### Task objective
Copy the data below line for line, with no changes.

### Extracted records

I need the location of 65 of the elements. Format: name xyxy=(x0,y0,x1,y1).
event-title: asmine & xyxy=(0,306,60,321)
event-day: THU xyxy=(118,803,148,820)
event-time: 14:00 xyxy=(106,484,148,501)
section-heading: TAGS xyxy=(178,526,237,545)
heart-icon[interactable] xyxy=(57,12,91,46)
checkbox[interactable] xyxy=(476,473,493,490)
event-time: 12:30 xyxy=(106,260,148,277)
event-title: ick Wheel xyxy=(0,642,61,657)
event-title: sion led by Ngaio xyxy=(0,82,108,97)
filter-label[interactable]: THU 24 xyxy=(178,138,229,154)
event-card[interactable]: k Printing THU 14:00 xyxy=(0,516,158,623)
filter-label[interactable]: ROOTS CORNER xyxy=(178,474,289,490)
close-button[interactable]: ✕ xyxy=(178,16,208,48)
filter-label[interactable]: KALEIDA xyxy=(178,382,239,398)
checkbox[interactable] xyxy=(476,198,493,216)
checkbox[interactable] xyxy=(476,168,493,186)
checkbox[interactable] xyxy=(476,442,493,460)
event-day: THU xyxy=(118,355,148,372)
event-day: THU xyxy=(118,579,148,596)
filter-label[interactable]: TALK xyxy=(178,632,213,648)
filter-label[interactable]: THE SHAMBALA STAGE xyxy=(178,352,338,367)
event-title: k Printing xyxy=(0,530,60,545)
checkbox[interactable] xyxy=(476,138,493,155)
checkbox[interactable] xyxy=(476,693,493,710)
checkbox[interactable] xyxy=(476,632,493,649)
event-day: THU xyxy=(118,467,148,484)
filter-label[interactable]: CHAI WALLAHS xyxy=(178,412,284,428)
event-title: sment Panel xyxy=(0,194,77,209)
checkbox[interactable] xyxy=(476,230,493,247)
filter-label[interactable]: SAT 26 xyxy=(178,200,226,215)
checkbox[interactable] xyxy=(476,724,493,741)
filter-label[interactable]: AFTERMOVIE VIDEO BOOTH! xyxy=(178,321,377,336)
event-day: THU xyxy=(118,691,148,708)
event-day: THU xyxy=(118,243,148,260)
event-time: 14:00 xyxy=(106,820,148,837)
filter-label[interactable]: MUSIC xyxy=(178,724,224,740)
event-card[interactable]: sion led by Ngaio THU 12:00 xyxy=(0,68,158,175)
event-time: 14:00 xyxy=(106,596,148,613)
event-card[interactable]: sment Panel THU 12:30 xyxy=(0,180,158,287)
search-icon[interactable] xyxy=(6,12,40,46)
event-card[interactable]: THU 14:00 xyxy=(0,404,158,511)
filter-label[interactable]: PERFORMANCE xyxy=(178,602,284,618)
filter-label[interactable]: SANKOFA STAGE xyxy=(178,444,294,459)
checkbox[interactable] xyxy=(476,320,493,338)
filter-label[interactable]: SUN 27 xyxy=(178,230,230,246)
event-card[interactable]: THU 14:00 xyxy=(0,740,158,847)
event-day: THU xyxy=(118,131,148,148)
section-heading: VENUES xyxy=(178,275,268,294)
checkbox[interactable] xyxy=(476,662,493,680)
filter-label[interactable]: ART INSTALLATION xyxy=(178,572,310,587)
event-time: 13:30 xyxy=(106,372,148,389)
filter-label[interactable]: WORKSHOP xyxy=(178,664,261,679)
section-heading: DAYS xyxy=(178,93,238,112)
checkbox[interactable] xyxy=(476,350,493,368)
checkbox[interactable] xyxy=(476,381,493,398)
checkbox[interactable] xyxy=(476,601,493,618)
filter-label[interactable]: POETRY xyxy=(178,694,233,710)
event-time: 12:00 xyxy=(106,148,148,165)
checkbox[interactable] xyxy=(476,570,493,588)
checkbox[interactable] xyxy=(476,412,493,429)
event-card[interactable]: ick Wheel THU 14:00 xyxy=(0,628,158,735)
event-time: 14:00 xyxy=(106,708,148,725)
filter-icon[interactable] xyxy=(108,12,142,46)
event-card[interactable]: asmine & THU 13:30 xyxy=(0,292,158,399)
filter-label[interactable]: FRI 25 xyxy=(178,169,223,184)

### Solution for this exercise
I need the location of 65 of the elements. Format: name xyxy=(x0,y0,x1,y1).
event-title: asmine & xyxy=(0,306,60,321)
event-day: THU xyxy=(118,803,148,820)
event-time: 14:00 xyxy=(106,484,148,501)
section-heading: TAGS xyxy=(178,526,237,545)
heart-icon[interactable] xyxy=(57,12,91,46)
checkbox[interactable] xyxy=(476,473,493,490)
event-time: 12:30 xyxy=(106,260,148,277)
event-title: ick Wheel xyxy=(0,642,61,657)
event-title: sion led by Ngaio xyxy=(0,82,108,97)
filter-label[interactable]: THU 24 xyxy=(178,138,229,154)
event-card[interactable]: k Printing THU 14:00 xyxy=(0,516,158,623)
filter-label[interactable]: ROOTS CORNER xyxy=(178,474,289,490)
close-button[interactable]: ✕ xyxy=(178,16,208,48)
filter-label[interactable]: KALEIDA xyxy=(178,382,239,398)
checkbox[interactable] xyxy=(476,198,493,216)
checkbox[interactable] xyxy=(476,168,493,186)
checkbox[interactable] xyxy=(476,442,493,460)
event-day: THU xyxy=(118,355,148,372)
event-day: THU xyxy=(118,579,148,596)
filter-label[interactable]: TALK xyxy=(178,632,213,648)
filter-label[interactable]: THE SHAMBALA STAGE xyxy=(178,352,338,367)
event-title: k Printing xyxy=(0,530,60,545)
checkbox[interactable] xyxy=(476,138,493,155)
checkbox[interactable] xyxy=(476,693,493,710)
checkbox[interactable] xyxy=(476,632,493,649)
event-day: THU xyxy=(118,467,148,484)
filter-label[interactable]: CHAI WALLAHS xyxy=(178,412,284,428)
event-title: sment Panel xyxy=(0,194,77,209)
checkbox[interactable] xyxy=(476,230,493,247)
filter-label[interactable]: SAT 26 xyxy=(178,200,226,215)
checkbox[interactable] xyxy=(476,724,493,741)
filter-label[interactable]: AFTERMOVIE VIDEO BOOTH! xyxy=(178,321,377,336)
event-day: THU xyxy=(118,691,148,708)
event-day: THU xyxy=(118,243,148,260)
event-time: 14:00 xyxy=(106,820,148,837)
filter-label[interactable]: MUSIC xyxy=(178,724,224,740)
event-card[interactable]: sion led by Ngaio THU 12:00 xyxy=(0,68,158,175)
event-time: 14:00 xyxy=(106,596,148,613)
event-card[interactable]: sment Panel THU 12:30 xyxy=(0,180,158,287)
search-icon[interactable] xyxy=(6,12,40,46)
event-card[interactable]: THU 14:00 xyxy=(0,404,158,511)
filter-label[interactable]: PERFORMANCE xyxy=(178,602,284,618)
filter-label[interactable]: SANKOFA STAGE xyxy=(178,444,294,459)
checkbox[interactable] xyxy=(476,320,493,338)
filter-label[interactable]: SUN 27 xyxy=(178,230,230,246)
event-card[interactable]: THU 14:00 xyxy=(0,740,158,847)
event-day: THU xyxy=(118,131,148,148)
section-heading: VENUES xyxy=(178,275,268,294)
checkbox[interactable] xyxy=(476,662,493,680)
filter-label[interactable]: ART INSTALLATION xyxy=(178,572,310,587)
event-time: 13:30 xyxy=(106,372,148,389)
filter-label[interactable]: WORKSHOP xyxy=(178,664,261,679)
section-heading: DAYS xyxy=(178,93,238,112)
checkbox[interactable] xyxy=(476,350,493,368)
checkbox[interactable] xyxy=(476,381,493,398)
checkbox[interactable] xyxy=(476,601,493,618)
filter-label[interactable]: POETRY xyxy=(178,694,233,710)
event-time: 12:00 xyxy=(106,148,148,165)
checkbox[interactable] xyxy=(476,570,493,588)
checkbox[interactable] xyxy=(476,412,493,429)
event-card[interactable]: ick Wheel THU 14:00 xyxy=(0,628,158,735)
event-time: 14:00 xyxy=(106,708,148,725)
filter-icon[interactable] xyxy=(108,12,142,46)
event-card[interactable]: asmine & THU 13:30 xyxy=(0,292,158,399)
filter-label[interactable]: FRI 25 xyxy=(178,169,223,184)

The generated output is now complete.